Short task: Copy the entries verbatim from the line with "promo-item-name: Espresso [401,456,502,471]" up to and including the line with "cup-lid-rim [413,239,489,249]".

Element position data
--------------------

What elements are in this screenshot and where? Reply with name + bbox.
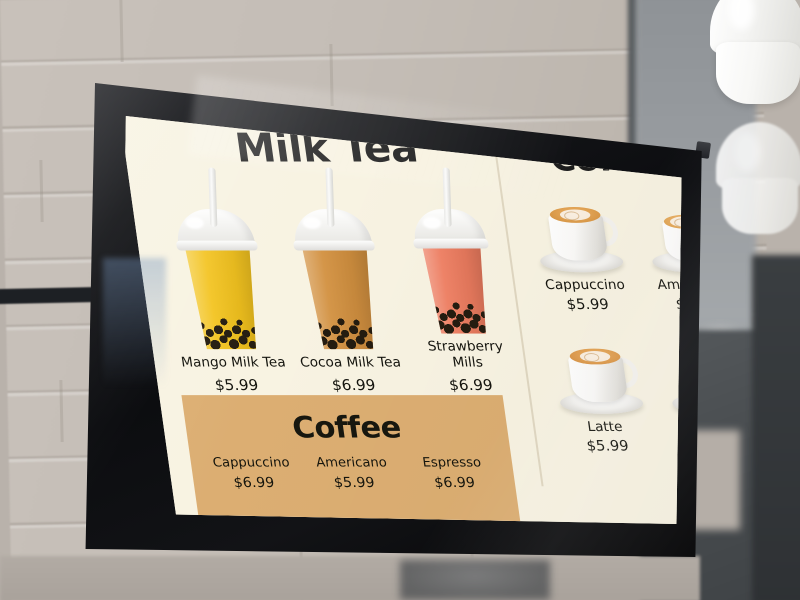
promo-item-name: Espresso [401,456,502,471]
latte-art [579,351,611,362]
boba-cup-icon [156,199,286,350]
boba-pearls [194,309,264,349]
menu-item-latte[interactable]: Latte $5.99 [540,329,661,455]
promo-item-price: $6.99 [203,475,305,491]
menu-item-name: Cappuccino [532,277,637,293]
menu-item-price: $5.99 [555,439,660,455]
milk-tea-item-list: Mango Milk Tea $5.99 [154,183,527,394]
coffee-cup-icon [540,329,655,414]
promo-heading: Coffee [181,395,509,446]
digital-menu-display[interactable]: Milk Tea [78,68,708,568]
straw-icon [325,167,334,227]
promo-item-americano[interactable]: Americano $5.99 [301,456,405,492]
menu-item-price: $6.99 [298,376,410,394]
straw-icon [208,167,217,227]
menu-item-name: Cocoa Milk Tea [295,355,406,370]
cup-lid-rim [293,240,375,250]
menu-item-name: Mango Milk Tea [178,355,289,370]
menu-item-strawberry-mills[interactable]: Strawberry Mills $6.99 [388,183,527,394]
cup-body [422,243,493,334]
pendant-lamp-icon [710,0,800,130]
promo-item-price: $5.99 [304,475,406,491]
cup-lid-rim [176,240,258,250]
menu-item-name: Strawberry Mills [410,340,523,371]
promo-item-list: Cappuccino $6.99 Americano $5.99 Espress… [189,446,517,492]
menu-item-mango-milk-tea[interactable]: Mango Milk Tea $5.99 [156,199,293,395]
straw-icon [443,167,452,227]
boba-cup-icon [388,183,518,334]
menu-item-price: $6.99 [415,376,527,394]
cup-lid-rim [413,239,489,249]
boba-pearls [311,309,381,349]
coffee-cup-icon [520,187,635,272]
boba-cup-icon [273,199,403,350]
pendant-lamp-icon [716,122,800,257]
menu-item-price: $5.99 [181,376,293,394]
lamp-shade-lower [716,42,800,104]
lamp-highlight [728,0,754,30]
menu-item-price: $5.99 [535,297,640,313]
boba-pearls [429,294,493,334]
cup-body [302,246,381,349]
coffee-promo-panel[interactable]: Coffee Cappuccino $6.99 Americano $5.99 [181,395,520,524]
promo-item-cappuccino[interactable]: Cappuccino $6.99 [201,456,305,492]
menu-item-cocoa-milk-tea[interactable]: Cocoa Milk Tea $6.99 [273,199,410,395]
background-dark-strip [752,255,800,600]
menu-item-name: Latte [552,419,657,435]
promo-item-price: $6.99 [404,475,506,491]
lamp-highlight [734,132,760,172]
promo-item-name: Cappuccino [201,456,302,471]
promo-item-name: Americano [301,456,402,471]
latte-art [559,209,591,220]
promo-item-espresso[interactable]: Espresso $6.99 [401,456,505,492]
photo-scene: Milk Tea [0,0,800,600]
cup-body [185,246,264,349]
lamp-shade-lower [722,178,798,234]
menu-item-cappuccino[interactable]: Cappuccino $5.99 [520,187,641,313]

--------------------

Full response:
promo-item-name: Espresso [401,456,502,471]
latte-art [579,351,611,362]
boba-cup-icon [156,199,286,350]
boba-pearls [194,309,264,349]
menu-item-latte[interactable]: Latte $5.99 [540,329,661,455]
promo-item-price: $6.99 [203,475,305,491]
menu-item-name: Cappuccino [532,277,637,293]
menu-item-price: $5.99 [555,439,660,455]
milk-tea-item-list: Mango Milk Tea $5.99 [154,183,527,394]
coffee-cup-icon [540,329,655,414]
promo-heading: Coffee [181,395,509,446]
digital-menu-display[interactable]: Milk Tea [78,68,708,568]
straw-icon [325,167,334,227]
promo-item-americano[interactable]: Americano $5.99 [301,456,405,492]
menu-item-price: $6.99 [298,376,410,394]
straw-icon [208,167,217,227]
menu-item-name: Cocoa Milk Tea [295,355,406,370]
cup-lid-rim [293,240,375,250]
menu-item-name: Mango Milk Tea [178,355,289,370]
menu-item-strawberry-mills[interactable]: Strawberry Mills $6.99 [388,183,527,394]
cup-body [422,243,493,334]
pendant-lamp-icon [710,0,800,130]
promo-item-price: $5.99 [304,475,406,491]
cup-lid-rim [176,240,258,250]
menu-item-name: Strawberry Mills [410,340,523,371]
promo-item-list: Cappuccino $6.99 Americano $5.99 Espress… [189,446,517,492]
menu-item-mango-milk-tea[interactable]: Mango Milk Tea $5.99 [156,199,293,395]
straw-icon [443,167,452,227]
boba-cup-icon [388,183,518,334]
menu-item-price: $6.99 [415,376,527,394]
cup-lid-rim [413,239,489,249]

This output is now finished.